__WORK REQUIRED__. Filter out everything except lines holding "child".
## START
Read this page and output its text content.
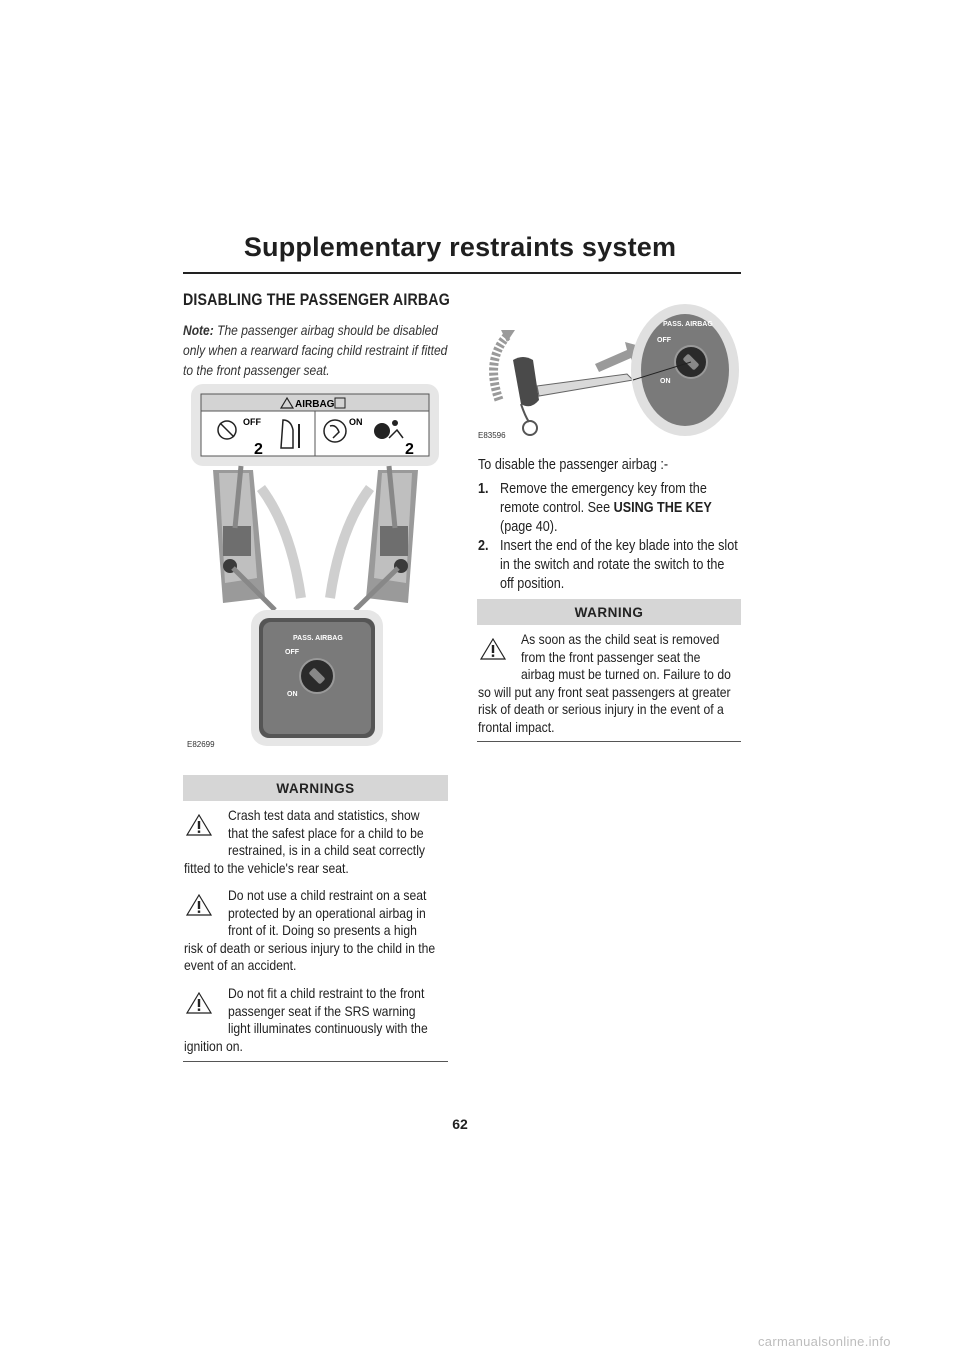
Supplementary restraints system
DISABLING THE PASSENGER AIRBAG
Note: The passenger airbag should be disabled only when a rearward facing child restraint if fitted to the front passenger seat.
AIRBAG
OFF
2
ON
2
PASS. AIRBAG
OFF
ON
E82699
WARNINGS
Crash test data and statistics, show
that the safest place for a child to be
restrained, is in a child seat correctly
fitted to the vehicle's rear seat.
Do not use a child restraint on a seat
protected by an operational airbag in
front of it. Doing so presents a high
risk of death or serious injury to the child in the
event of an accident.
Do not fit a child restraint to the front
passenger seat if the SRS warning
light illuminates continuously with the
ignition on.
PASS. AIRBAG
OFF
ON
E83596
To disable the passenger airbag :-
1. Remove the emergency key from the
remote control. See USING THE KEY
(page 40).
2. Insert the end of the key blade into the slot
in the switch and rotate the switch to the
off position.
WARNING
As soon as the child seat is removed
from the front passenger seat the
airbag must be turned on. Failure to do
so will put any front seat passengers at greater
risk of death or serious injury in the event of a
frontal impact.
62
carmanualsonline.info
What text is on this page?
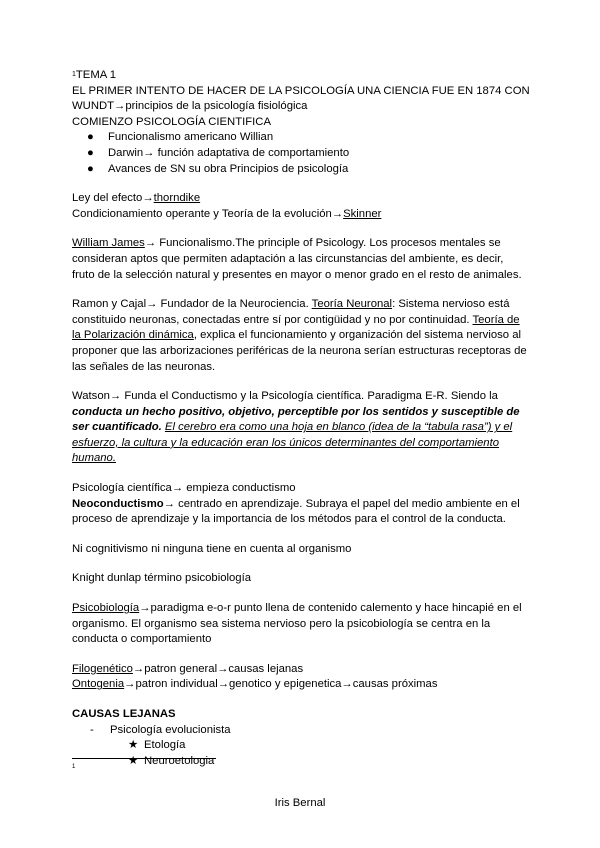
$^1$TEMA 1
EL PRIMER INTENTO DE HACER DE LA PSICOLOGÍA UNA CIENCIA FUE EN 1874 CON
WUNDT→principios de la psicología fisiológica
COMIENZO PSICOLOGÍA CIENTIFICA
● Funcionalismo americano Willian
● Darwin→ función adaptativa de comportamiento
● Avances de SN su obra Principios de psicología
Ley del efecto→thorndike
Condicionamiento operante y Teoría de la evolución→Skinner
William James→ Funcionalismo.The principle of Psicology. Los procesos mentales se consideran aptos que permiten adaptación a las circunstancias del ambiente, es decir, fruto de la selección natural y presentes en mayor o menor grado en el resto de animales.
Ramon y Cajal→ Fundador de la Neurociencia. Teoría Neuronal: Sistema nervioso está constituido neuronas, conectadas entre sí por contigüidad y no por continuidad. Teoría de la Polarización dinámica, explica el funcionamiento y organización del sistema nervioso al proponer que las arborizaciones periféricas de la neurona serían estructuras receptoras de las señales de las neuronas.
Watson→ Funda el Conductismo y la Psicología científica. Paradigma E-R. Siendo la conducta un hecho positivo, objetivo, perceptible por los sentidos y susceptible de ser cuantificado. El cerebro era como una hoja en blanco (idea de la “tabula rasa”) y el esfuerzo, la cultura y la educación eran los únicos determinantes del comportamiento humano.
Psicología científica→ empieza conductismo
Neoconductismo→ centrado en aprendizaje. Subraya el papel del medio ambiente en el proceso de aprendizaje y la importancia de los métodos para el control de la conducta.
Ni cognitivismo ni ninguna tiene en cuenta al organismo
Knight dunlap término psicobiología
Psicobiología→paradigma e-o-r punto llena de contenido calemento y hace hincapié en el organismo. El organismo sea sistema nervioso pero la psicobiología se centra en la conducta o comportamiento
Filogenético→patron general→causas lejanas
Ontogenia→patron individual→genotico y epigenetica→causas próximas
CAUSAS LEJANAS
- Psicología evolucionista
★ Etología
★ Neuroetologia
1
Iris Bernal
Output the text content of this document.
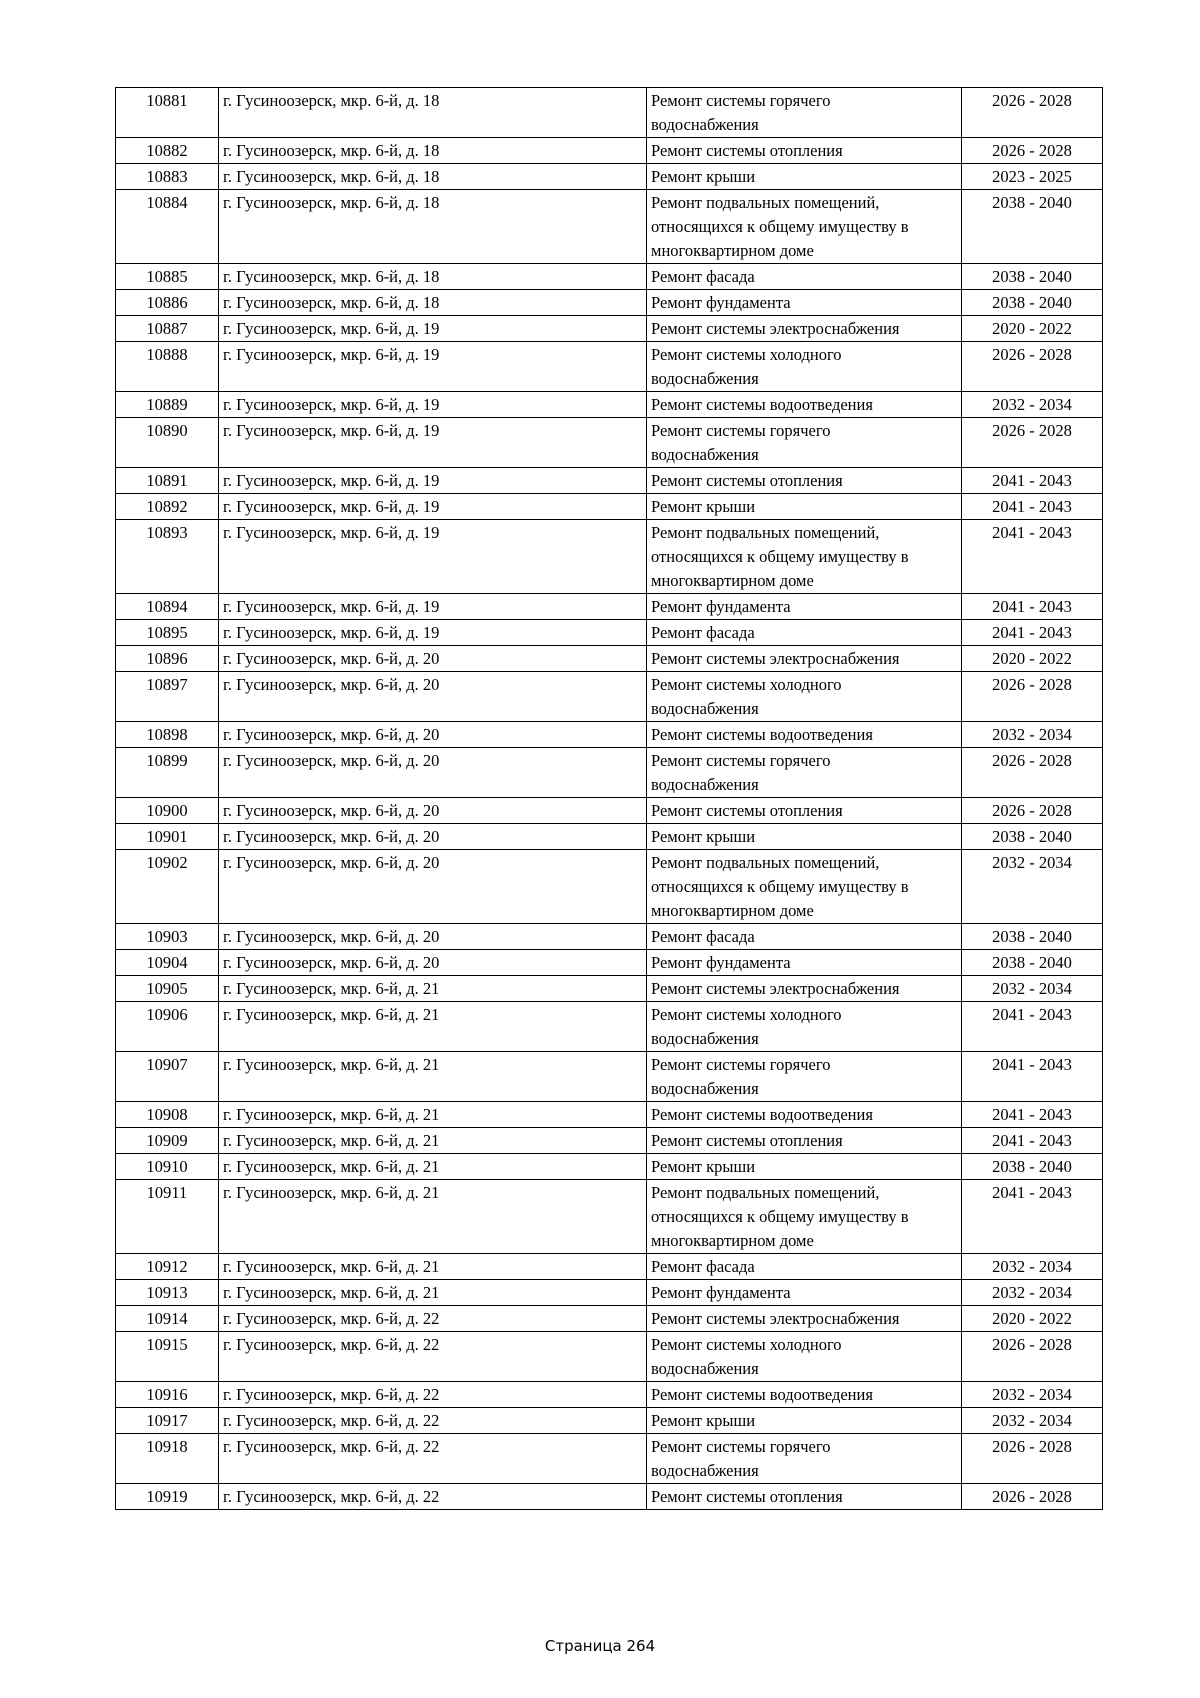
10881	г. Гусиноозерск, мкр. 6-й, д. 18	Ремонт системы горячего
водоснабжения	2026 - 2028
10882	г. Гусиноозерск, мкр. 6-й, д. 18	Ремонт системы отопления	2026 - 2028
10883	г. Гусиноозерск, мкр. 6-й, д. 18	Ремонт крыши	2023 - 2025
10884	г. Гусиноозерск, мкр. 6-й, д. 18	Ремонт подвальных помещений,
относящихся к общему имуществу в
многоквартирном доме	2038 - 2040
10885	г. Гусиноозерск, мкр. 6-й, д. 18	Ремонт фасада	2038 - 2040
10886	г. Гусиноозерск, мкр. 6-й, д. 18	Ремонт фундамента	2038 - 2040
10887	г. Гусиноозерск, мкр. 6-й, д. 19	Ремонт системы электроснабжения	2020 - 2022
10888	г. Гусиноозерск, мкр. 6-й, д. 19	Ремонт системы холодного
водоснабжения	2026 - 2028
10889	г. Гусиноозерск, мкр. 6-й, д. 19	Ремонт системы водоотведения	2032 - 2034
10890	г. Гусиноозерск, мкр. 6-й, д. 19	Ремонт системы горячего
водоснабжения	2026 - 2028
10891	г. Гусиноозерск, мкр. 6-й, д. 19	Ремонт системы отопления	2041 - 2043
10892	г. Гусиноозерск, мкр. 6-й, д. 19	Ремонт крыши	2041 - 2043
10893	г. Гусиноозерск, мкр. 6-й, д. 19	Ремонт подвальных помещений,
относящихся к общему имуществу в
многоквартирном доме	2041 - 2043
10894	г. Гусиноозерск, мкр. 6-й, д. 19	Ремонт фундамента	2041 - 2043
10895	г. Гусиноозерск, мкр. 6-й, д. 19	Ремонт фасада	2041 - 2043
10896	г. Гусиноозерск, мкр. 6-й, д. 20	Ремонт системы электроснабжения	2020 - 2022
10897	г. Гусиноозерск, мкр. 6-й, д. 20	Ремонт системы холодного
водоснабжения	2026 - 2028
10898	г. Гусиноозерск, мкр. 6-й, д. 20	Ремонт системы водоотведения	2032 - 2034
10899	г. Гусиноозерск, мкр. 6-й, д. 20	Ремонт системы горячего
водоснабжения	2026 - 2028
10900	г. Гусиноозерск, мкр. 6-й, д. 20	Ремонт системы отопления	2026 - 2028
10901	г. Гусиноозерск, мкр. 6-й, д. 20	Ремонт крыши	2038 - 2040
10902	г. Гусиноозерск, мкр. 6-й, д. 20	Ремонт подвальных помещений,
относящихся к общему имуществу в
многоквартирном доме	2032 - 2034
10903	г. Гусиноозерск, мкр. 6-й, д. 20	Ремонт фасада	2038 - 2040
10904	г. Гусиноозерск, мкр. 6-й, д. 20	Ремонт фундамента	2038 - 2040
10905	г. Гусиноозерск, мкр. 6-й, д. 21	Ремонт системы электроснабжения	2032 - 2034
10906	г. Гусиноозерск, мкр. 6-й, д. 21	Ремонт системы холодного
водоснабжения	2041 - 2043
10907	г. Гусиноозерск, мкр. 6-й, д. 21	Ремонт системы горячего
водоснабжения	2041 - 2043
10908	г. Гусиноозерск, мкр. 6-й, д. 21	Ремонт системы водоотведения	2041 - 2043
10909	г. Гусиноозерск, мкр. 6-й, д. 21	Ремонт системы отопления	2041 - 2043
10910	г. Гусиноозерск, мкр. 6-й, д. 21	Ремонт крыши	2038 - 2040
10911	г. Гусиноозерск, мкр. 6-й, д. 21	Ремонт подвальных помещений,
относящихся к общему имуществу в
многоквартирном доме	2041 - 2043
10912	г. Гусиноозерск, мкр. 6-й, д. 21	Ремонт фасада	2032 - 2034
10913	г. Гусиноозерск, мкр. 6-й, д. 21	Ремонт фундамента	2032 - 2034
10914	г. Гусиноозерск, мкр. 6-й, д. 22	Ремонт системы электроснабжения	2020 - 2022
10915	г. Гусиноозерск, мкр. 6-й, д. 22	Ремонт системы холодного
водоснабжения	2026 - 2028
10916	г. Гусиноозерск, мкр. 6-й, д. 22	Ремонт системы водоотведения	2032 - 2034
10917	г. Гусиноозерск, мкр. 6-й, д. 22	Ремонт крыши	2032 - 2034
10918	г. Гусиноозерск, мкр. 6-й, д. 22	Ремонт системы горячего
водоснабжения	2026 - 2028
10919	г. Гусиноозерск, мкр. 6-й, д. 22	Ремонт системы отопления	2026 - 2028
Страница 264
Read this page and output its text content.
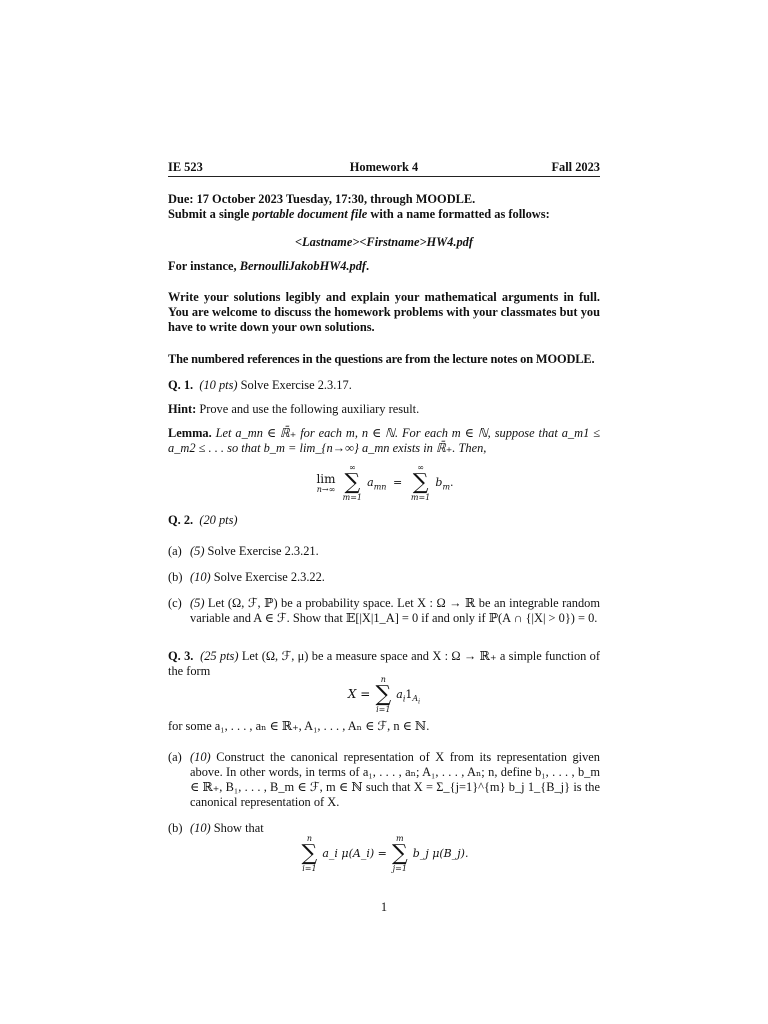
IE 523	Homework 4	Fall 2023
Due: 17 October 2023 Tuesday, 17:30, through MOODLE.
Submit a single portable document file with a name formatted as follows:
<Lastname><Firstname>HW4.pdf
For instance, BernoulliJakobHW4.pdf.
Write your solutions legibly and explain your mathematical arguments in full. You are welcome to discuss the homework problems with your classmates but you have to write down your own solutions.
The numbered references in the questions are from the lecture notes on MOODLE.
Q. 1. (10 pts) Solve Exercise 2.3.17.
Hint: Prove and use the following auxiliary result.
Lemma. Let a_mn ∈ ℝ̄₊ for each m, n ∈ ℕ. For each m ∈ ℕ, suppose that a_m1 ≤
a_m2 ≤ . . . so that b_m = lim_{n→∞} a_mn exists in ℝ̄₊. Then,
lim
n→∞

∞
∑
m=1
$a_{mn}$  =
∞
∑
m=1
$b_m$.
Q. 2. (20 pts)
(a) (5) Solve Exercise 2.3.21.
(b) (10) Solve Exercise 2.3.22.
(c) (5) Let (Ω, ℱ, ℙ) be a probability space. Let X : Ω → ℝ be an integrable random variable and A ∈ ℱ. Show that 𝔼[|X|1_A] = 0 if and only if ℙ(A ∩ {|X| > 0}) = 0.
Q. 3. (25 pts) Let (Ω, ℱ, μ) be a measure space and X : Ω → ℝ₊ a simple function of the form
X =
n
∑
i=1
$a_i1_{A_i}$
for some a₁, . . . , aₙ ∈ ℝ₊, A₁, . . . , Aₙ ∈ ℱ, n ∈ ℕ.
(a) (10) Construct the canonical representation of X from its representation given above. In other words, in terms of a₁, . . . , aₙ; A₁, . . . , Aₙ; n, define b₁, . . . , b_m ∈ ℝ₊, B₁, . . . , B_m ∈ ℱ, m ∈ ℕ such that X = Σ_{j=1}^{m} b_j 1_{B_j} is the canonical representation of X.
(b) (10) Show that
n
∑
i=1
a_i μ(A_i) =
m
∑
j=1
b_j μ(B_j).
1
## END
__REPLY TO THE TASK__.
Note: The passenger airbag should be disabled only when a rearward facing child restraint if fitted to the front passenger seat.
that the safest place for a child to be
restrained, is in a child seat correctly
Do not use a child restraint on a seat
risk of death or serious injury to the child in the
Do not fit a child restraint to the front
As soon as the child seat is removed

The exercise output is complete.